**Task directions**: Provide an exact copy of the data, excluding the images.

**Extracted information**:
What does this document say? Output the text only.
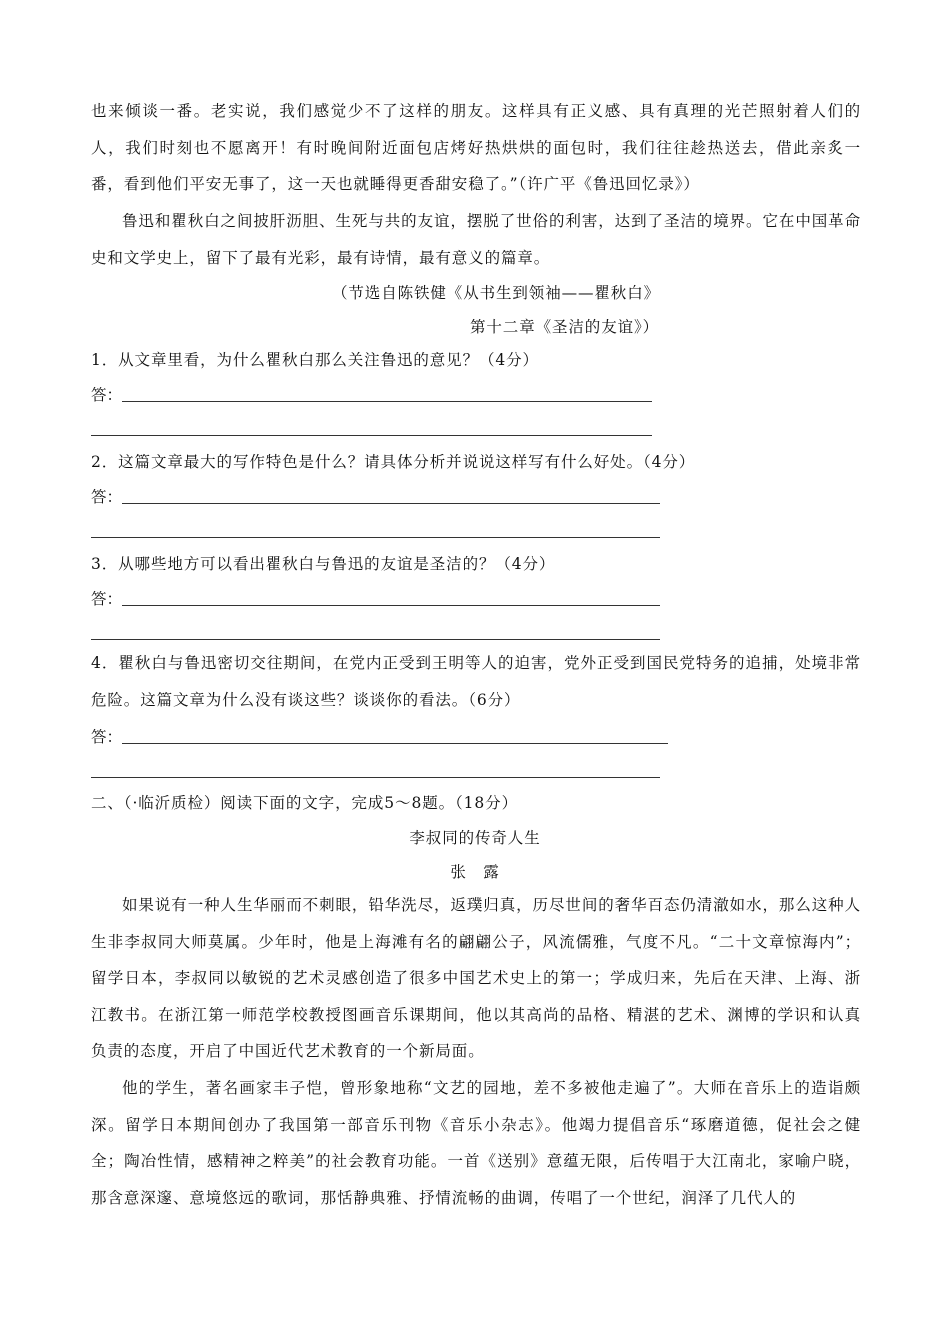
也来倾谈一番。老实说，我们感觉少不了这样的朋友。这样具有正义感、具有真理的光芒照射着人们的人，我们时刻也不愿离开！有时晚间附近面包店烤好热烘烘的面包时，我们往往趁热送去，借此亲炙一番，看到他们平安无事了，这一天也就睡得更香甜安稳了。”（许广平《鲁迅回忆录》）

鲁迅和瞿秋白之间披肝沥胆、生死与共的友谊，摆脱了世俗的利害，达到了圣洁的境界。它在中国革命史和文学史上，留下了最有光彩，最有诗情，最有意义的篇章。

（节选自陈铁健《从书生到领袖——瞿秋白》

第十二章《圣洁的友谊》）

1．从文章里看，为什么瞿秋白那么关注鲁迅的意见？（4分）

答：

2．这篇文章最大的写作特色是什么？请具体分析并说说这样写有什么好处。（4分）

答：

3．从哪些地方可以看出瞿秋白与鲁迅的友谊是圣洁的？（4分）

答：

4．瞿秋白与鲁迅密切交往期间，在党内正受到王明等人的迫害，党外正受到国民党特务的追捕，处境非常危险。这篇文章为什么没有谈这些？谈谈你的看法。（6分）

答：

二、（·临沂质检）阅读下面的文字，完成5～8题。（18分）

李叔同的传奇人生

张　露

如果说有一种人生华丽而不刺眼，铅华洗尽，返璞归真，历尽世间的奢华百态仍清澈如水，那么这种人生非李叔同大师莫属。少年时，他是上海滩有名的翩翩公子，风流儒雅，气度不凡。“二十文章惊海内”；留学日本，李叔同以敏锐的艺术灵感创造了很多中国艺术史上的第一；学成归来，先后在天津、上海、浙江教书。在浙江第一师范学校教授图画音乐课期间，他以其高尚的品格、精湛的艺术、渊博的学识和认真负责的态度，开启了中国近代艺术教育的一个新局面。

他的学生，著名画家丰子恺，曾形象地称“文艺的园地，差不多被他走遍了”。大师在音乐上的造诣颇深。留学日本期间创办了我国第一部音乐刊物《音乐小杂志》。他竭力提倡音乐“琢磨道德，促社会之健全；陶冶性情，感精神之粹美”的社会教育功能。一首《送别》意蕴无限，后传唱于大江南北，家喻户晓，那含意深邃、意境悠远的歌词，那恬静典雅、抒情流畅的曲调，传唱了一个世纪，润泽了几代人的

**Exercise solution**:
What does this document say? Output the text only.
也来倾谈一番。老实说，我们感觉少不了这样的朋友。这样具有正义感、具有真理的光芒照射着人们的人，我们时刻也不愿离开！有时晚间附近面包店烤好热烘烘的面包时，我们往往趁热送去，借此亲炙一番，看到他们平安无事了，这一天也就睡得更香甜安稳了。”（许广平《鲁迅回忆录》）

鲁迅和瞿秋白之间披肝沥胆、生死与共的友谊，摆脱了世俗的利害，达到了圣洁的境界。它在中国革命史和文学史上，留下了最有光彩，最有诗情，最有意义的篇章。

（节选自陈铁健《从书生到领袖——瞿秋白》

第十二章《圣洁的友谊》）

1．从文章里看，为什么瞿秋白那么关注鲁迅的意见？（4分）

答：

2．这篇文章最大的写作特色是什么？请具体分析并说说这样写有什么好处。（4分）

答：

3．从哪些地方可以看出瞿秋白与鲁迅的友谊是圣洁的？（4分）

答：

4．瞿秋白与鲁迅密切交往期间，在党内正受到王明等人的迫害，党外正受到国民党特务的追捕，处境非常危险。这篇文章为什么没有谈这些？谈谈你的看法。（6分）

答：

二、（·临沂质检）阅读下面的文字，完成5～8题。（18分）

李叔同的传奇人生

张　露

如果说有一种人生华丽而不刺眼，铅华洗尽，返璞归真，历尽世间的奢华百态仍清澈如水，那么这种人生非李叔同大师莫属。少年时，他是上海滩有名的翩翩公子，风流儒雅，气度不凡。“二十文章惊海内”；留学日本，李叔同以敏锐的艺术灵感创造了很多中国艺术史上的第一；学成归来，先后在天津、上海、浙江教书。在浙江第一师范学校教授图画音乐课期间，他以其高尚的品格、精湛的艺术、渊博的学识和认真负责的态度，开启了中国近代艺术教育的一个新局面。

他的学生，著名画家丰子恺，曾形象地称“文艺的园地，差不多被他走遍了”。大师在音乐上的造诣颇深。留学日本期间创办了我国第一部音乐刊物《音乐小杂志》。他竭力提倡音乐“琢磨道德，促社会之健全；陶冶性情，感精神之粹美”的社会教育功能。一首《送别》意蕴无限，后传唱于大江南北，家喻户晓，那含意深邃、意境悠远的歌词，那恬静典雅、抒情流畅的曲调，传唱了一个世纪，润泽了几代人的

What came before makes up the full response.